- **Task details**: Copy out each line exactly as it appears.

* Start Raw data *

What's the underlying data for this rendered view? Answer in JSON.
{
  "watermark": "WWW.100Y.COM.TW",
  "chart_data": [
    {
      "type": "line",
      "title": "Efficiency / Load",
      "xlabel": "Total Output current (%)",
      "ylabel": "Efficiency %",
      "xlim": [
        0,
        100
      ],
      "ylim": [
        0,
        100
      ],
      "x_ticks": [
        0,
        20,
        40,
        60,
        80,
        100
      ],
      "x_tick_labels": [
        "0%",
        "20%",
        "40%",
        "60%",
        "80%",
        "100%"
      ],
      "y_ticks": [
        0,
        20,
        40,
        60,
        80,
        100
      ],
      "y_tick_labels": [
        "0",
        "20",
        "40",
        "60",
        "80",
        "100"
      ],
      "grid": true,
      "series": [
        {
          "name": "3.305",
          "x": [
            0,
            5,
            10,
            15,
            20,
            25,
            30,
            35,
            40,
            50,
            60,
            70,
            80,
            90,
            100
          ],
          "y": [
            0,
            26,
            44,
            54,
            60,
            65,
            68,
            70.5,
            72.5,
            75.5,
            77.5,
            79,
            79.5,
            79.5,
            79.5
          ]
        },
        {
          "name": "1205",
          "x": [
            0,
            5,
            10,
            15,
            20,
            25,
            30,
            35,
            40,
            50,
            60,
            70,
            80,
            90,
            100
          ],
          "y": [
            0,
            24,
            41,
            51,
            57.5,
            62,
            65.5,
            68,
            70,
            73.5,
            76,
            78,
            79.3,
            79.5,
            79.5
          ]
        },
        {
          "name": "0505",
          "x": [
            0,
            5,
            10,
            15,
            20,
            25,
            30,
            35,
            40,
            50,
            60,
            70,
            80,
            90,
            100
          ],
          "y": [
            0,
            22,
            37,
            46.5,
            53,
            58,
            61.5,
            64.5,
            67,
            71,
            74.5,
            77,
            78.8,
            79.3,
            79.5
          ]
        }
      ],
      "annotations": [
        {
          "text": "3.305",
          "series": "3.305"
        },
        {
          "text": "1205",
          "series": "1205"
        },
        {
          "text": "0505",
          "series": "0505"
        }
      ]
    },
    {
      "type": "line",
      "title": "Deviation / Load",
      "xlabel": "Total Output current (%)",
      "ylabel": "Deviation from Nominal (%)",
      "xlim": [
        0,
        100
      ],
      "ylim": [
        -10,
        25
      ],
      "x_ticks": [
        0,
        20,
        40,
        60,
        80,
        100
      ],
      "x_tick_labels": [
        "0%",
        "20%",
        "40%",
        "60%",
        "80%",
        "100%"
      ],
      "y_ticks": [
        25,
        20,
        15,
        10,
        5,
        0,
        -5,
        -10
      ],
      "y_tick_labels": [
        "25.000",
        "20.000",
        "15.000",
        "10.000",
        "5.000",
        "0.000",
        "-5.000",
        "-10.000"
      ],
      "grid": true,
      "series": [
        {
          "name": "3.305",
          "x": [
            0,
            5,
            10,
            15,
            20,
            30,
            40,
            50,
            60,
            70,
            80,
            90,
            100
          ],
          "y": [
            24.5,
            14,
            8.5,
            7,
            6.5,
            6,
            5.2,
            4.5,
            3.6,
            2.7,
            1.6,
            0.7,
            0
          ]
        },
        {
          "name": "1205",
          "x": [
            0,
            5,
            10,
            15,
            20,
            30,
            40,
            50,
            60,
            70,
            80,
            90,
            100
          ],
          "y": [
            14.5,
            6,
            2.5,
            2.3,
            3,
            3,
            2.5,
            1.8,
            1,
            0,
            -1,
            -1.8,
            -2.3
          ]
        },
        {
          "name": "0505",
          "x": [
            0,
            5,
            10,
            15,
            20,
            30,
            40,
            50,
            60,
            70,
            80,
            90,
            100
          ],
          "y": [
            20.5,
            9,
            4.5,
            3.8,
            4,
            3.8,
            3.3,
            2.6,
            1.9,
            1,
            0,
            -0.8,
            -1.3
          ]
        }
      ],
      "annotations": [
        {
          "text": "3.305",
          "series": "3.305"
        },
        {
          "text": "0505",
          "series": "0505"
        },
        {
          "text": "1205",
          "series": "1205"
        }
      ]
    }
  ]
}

* End Raw data *

- **Written reply**:
What's the underlying data for this rendered view? Answer in JSON.
{
  "watermark": "WWW.100Y.COM.TW",
  "chart_data": [
    {
      "type": "line",
      "title": "Efficiency / Load",
      "xlabel": "Total Output current (%)",
      "ylabel": "Efficiency %",
      "xlim": [
        0,
        100
      ],
      "ylim": [
        0,
        100
      ],
      "x_ticks": [
        0,
        20,
        40,
        60,
        80,
        100
      ],
      "x_tick_labels": [
        "0%",
        "20%",
        "40%",
        "60%",
        "80%",
        "100%"
      ],
      "y_ticks": [
        0,
        20,
        40,
        60,
        80,
        100
      ],
      "y_tick_labels": [
        "0",
        "20",
        "40",
        "60",
        "80",
        "100"
      ],
      "grid": true,
      "series": [
        {
          "name": "3.305",
          "x": [
            0,
            5,
            10,
            15,
            20,
            25,
            30,
            35,
            40,
            50,
            60,
            70,
            80,
            90,
            100
          ],
          "y": [
            0,
            26,
            44,
            54,
            60,
            65,
            68,
            70.5,
            72.5,
            75.5,
            77.5,
            79,
            79.5,
            79.5,
            79.5
          ]
        },
        {
          "name": "1205",
          "x": [
            0,
            5,
            10,
            15,
            20,
            25,
            30,
            35,
            40,
            50,
            60,
            70,
            80,
            90,
            100
          ],
          "y": [
            0,
            24,
            41,
            51,
            57.5,
            62,
            65.5,
            68,
            70,
            73.5,
            76,
            78,
            79.3,
            79.5,
            79.5
          ]
        },
        {
          "name": "0505",
          "x": [
            0,
            5,
            10,
            15,
            20,
            25,
            30,
            35,
            40,
            50,
            60,
            70,
            80,
            90,
            100
          ],
          "y": [
            0,
            22,
            37,
            46.5,
            53,
            58,
            61.5,
            64.5,
            67,
            71,
            74.5,
            77,
            78.8,
            79.3,
            79.5
          ]
        }
      ],
      "annotations": [
        {
          "text": "3.305",
          "series": "3.305"
        },
        {
          "text": "1205",
          "series": "1205"
        },
        {
          "text": "0505",
          "series": "0505"
        }
      ]
    },
    {
      "type": "line",
      "title": "Deviation / Load",
      "xlabel": "Total Output current (%)",
      "ylabel": "Deviation from Nominal (%)",
      "xlim": [
        0,
        100
      ],
      "ylim": [
        -10,
        25
      ],
      "x_ticks": [
        0,
        20,
        40,
        60,
        80,
        100
      ],
      "x_tick_labels": [
        "0%",
        "20%",
        "40%",
        "60%",
        "80%",
        "100%"
      ],
      "y_ticks": [
        25,
        20,
        15,
        10,
        5,
        0,
        -5,
        -10
      ],
      "y_tick_labels": [
        "25.000",
        "20.000",
        "15.000",
        "10.000",
        "5.000",
        "0.000",
        "-5.000",
        "-10.000"
      ],
      "grid": true,
      "series": [
        {
          "name": "3.305",
          "x": [
            0,
            5,
            10,
            15,
            20,
            30,
            40,
            50,
            60,
            70,
            80,
            90,
            100
          ],
          "y": [
            24.5,
            14,
            8.5,
            7,
            6.5,
            6,
            5.2,
            4.5,
            3.6,
            2.7,
            1.6,
            0.7,
            0
          ]
        },
        {
          "name": "1205",
          "x": [
            0,
            5,
            10,
            15,
            20,
            30,
            40,
            50,
            60,
            70,
            80,
            90,
            100
          ],
          "y": [
            14.5,
            6,
            2.5,
            2.3,
            3,
            3,
            2.5,
            1.8,
            1,
            0,
            -1,
            -1.8,
            -2.3
          ]
        },
        {
          "name": "0505",
          "x": [
            0,
            5,
            10,
            15,
            20,
            30,
            40,
            50,
            60,
            70,
            80,
            90,
            100
          ],
          "y": [
            20.5,
            9,
            4.5,
            3.8,
            4,
            3.8,
            3.3,
            2.6,
            1.9,
            1,
            0,
            -0.8,
            -1.3
          ]
        }
      ],
      "annotations": [
        {
          "text": "3.305",
          "series": "3.305"
        },
        {
          "text": "0505",
          "series": "0505"
        },
        {
          "text": "1205",
          "series": "1205"
        }
      ]
    }
  ]
}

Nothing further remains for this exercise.